## START

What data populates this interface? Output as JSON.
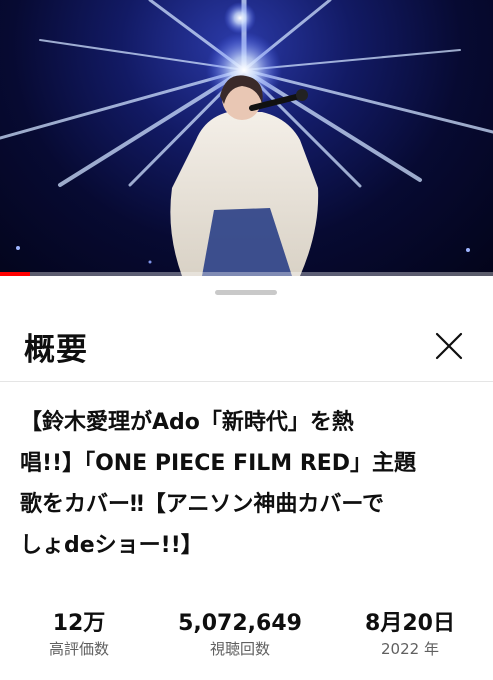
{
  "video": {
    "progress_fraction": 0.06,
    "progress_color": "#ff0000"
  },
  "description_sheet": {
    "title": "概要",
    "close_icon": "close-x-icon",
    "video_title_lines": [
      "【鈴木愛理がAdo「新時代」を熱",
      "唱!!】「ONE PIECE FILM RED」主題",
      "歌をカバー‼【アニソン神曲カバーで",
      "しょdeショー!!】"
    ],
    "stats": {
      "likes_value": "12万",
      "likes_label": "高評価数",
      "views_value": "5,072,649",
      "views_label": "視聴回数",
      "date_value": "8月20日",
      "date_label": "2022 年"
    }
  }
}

## END
## START

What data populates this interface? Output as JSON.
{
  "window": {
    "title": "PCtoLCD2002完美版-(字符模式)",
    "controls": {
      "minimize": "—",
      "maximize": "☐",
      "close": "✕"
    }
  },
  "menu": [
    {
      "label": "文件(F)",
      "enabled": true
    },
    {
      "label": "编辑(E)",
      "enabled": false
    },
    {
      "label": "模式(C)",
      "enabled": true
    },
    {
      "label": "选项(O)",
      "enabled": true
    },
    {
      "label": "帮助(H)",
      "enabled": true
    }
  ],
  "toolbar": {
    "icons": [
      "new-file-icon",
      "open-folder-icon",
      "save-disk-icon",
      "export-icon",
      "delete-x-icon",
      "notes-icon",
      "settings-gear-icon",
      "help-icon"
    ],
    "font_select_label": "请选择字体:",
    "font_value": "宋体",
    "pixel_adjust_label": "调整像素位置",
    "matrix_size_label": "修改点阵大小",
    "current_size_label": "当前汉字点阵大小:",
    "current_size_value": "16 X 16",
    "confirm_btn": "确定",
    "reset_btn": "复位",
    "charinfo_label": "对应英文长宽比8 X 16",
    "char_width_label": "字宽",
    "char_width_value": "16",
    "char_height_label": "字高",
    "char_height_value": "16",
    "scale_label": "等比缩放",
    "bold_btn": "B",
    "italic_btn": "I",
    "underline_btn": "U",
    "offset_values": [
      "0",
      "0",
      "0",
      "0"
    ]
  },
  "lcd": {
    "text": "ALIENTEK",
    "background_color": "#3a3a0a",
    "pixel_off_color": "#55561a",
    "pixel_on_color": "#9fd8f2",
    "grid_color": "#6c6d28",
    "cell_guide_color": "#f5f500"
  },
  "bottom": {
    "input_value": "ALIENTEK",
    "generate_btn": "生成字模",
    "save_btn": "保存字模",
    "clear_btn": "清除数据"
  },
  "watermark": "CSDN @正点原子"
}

## END

Task requirements: How many lines of the entries above hold the string "ALIENTEK"? Reply with the number alone.

Answer below: 2